__Exercise instructions__
Give the number of lines below that contain the word "навыков", and nothing else.

Extracted records
────────────────────────────────────────
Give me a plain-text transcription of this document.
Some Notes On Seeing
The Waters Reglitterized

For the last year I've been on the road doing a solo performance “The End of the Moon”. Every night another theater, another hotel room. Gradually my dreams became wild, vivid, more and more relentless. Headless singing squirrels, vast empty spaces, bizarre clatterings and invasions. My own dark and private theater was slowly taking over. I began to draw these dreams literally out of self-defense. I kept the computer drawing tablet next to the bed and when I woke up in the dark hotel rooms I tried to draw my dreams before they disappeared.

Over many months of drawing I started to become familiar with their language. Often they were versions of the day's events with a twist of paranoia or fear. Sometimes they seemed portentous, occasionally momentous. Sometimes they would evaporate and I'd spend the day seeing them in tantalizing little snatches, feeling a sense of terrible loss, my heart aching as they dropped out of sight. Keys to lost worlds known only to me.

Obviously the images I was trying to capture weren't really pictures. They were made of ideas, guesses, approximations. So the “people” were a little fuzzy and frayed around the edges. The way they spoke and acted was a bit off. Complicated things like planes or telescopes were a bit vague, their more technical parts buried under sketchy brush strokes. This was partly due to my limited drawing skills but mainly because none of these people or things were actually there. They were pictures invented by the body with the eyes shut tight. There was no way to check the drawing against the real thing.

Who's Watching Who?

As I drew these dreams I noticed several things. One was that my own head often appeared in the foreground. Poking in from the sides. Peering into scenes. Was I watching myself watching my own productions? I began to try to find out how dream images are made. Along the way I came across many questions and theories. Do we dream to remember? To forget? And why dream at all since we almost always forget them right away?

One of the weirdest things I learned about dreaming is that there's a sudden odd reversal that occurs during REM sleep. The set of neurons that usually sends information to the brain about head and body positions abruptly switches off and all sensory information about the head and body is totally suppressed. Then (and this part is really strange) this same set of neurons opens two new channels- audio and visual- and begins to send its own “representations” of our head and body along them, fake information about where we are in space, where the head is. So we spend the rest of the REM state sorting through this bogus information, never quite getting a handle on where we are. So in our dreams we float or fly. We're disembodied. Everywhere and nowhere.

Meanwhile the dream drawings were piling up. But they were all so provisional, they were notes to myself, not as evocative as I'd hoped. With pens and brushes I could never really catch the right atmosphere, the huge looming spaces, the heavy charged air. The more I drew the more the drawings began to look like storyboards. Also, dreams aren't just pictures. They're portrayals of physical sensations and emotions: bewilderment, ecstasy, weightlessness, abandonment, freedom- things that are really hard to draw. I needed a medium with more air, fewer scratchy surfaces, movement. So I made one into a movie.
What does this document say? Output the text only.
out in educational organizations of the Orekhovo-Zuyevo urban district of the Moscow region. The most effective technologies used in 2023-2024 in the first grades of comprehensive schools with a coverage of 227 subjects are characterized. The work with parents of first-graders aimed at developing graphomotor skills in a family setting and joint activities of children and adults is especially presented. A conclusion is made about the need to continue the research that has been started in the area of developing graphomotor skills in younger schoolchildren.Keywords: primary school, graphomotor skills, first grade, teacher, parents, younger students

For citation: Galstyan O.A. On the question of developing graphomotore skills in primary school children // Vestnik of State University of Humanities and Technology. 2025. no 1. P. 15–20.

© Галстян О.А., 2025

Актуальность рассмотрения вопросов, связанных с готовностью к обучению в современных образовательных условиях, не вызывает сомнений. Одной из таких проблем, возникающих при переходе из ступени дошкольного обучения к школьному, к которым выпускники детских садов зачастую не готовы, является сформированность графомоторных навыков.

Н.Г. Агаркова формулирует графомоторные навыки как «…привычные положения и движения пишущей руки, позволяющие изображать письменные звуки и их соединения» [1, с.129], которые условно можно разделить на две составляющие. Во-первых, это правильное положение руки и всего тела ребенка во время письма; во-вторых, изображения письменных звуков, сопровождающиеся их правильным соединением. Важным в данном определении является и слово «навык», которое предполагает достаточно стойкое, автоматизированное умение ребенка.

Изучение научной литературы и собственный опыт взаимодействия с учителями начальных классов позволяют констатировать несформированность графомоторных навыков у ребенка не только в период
────────────────────────────────────────
__Result__
2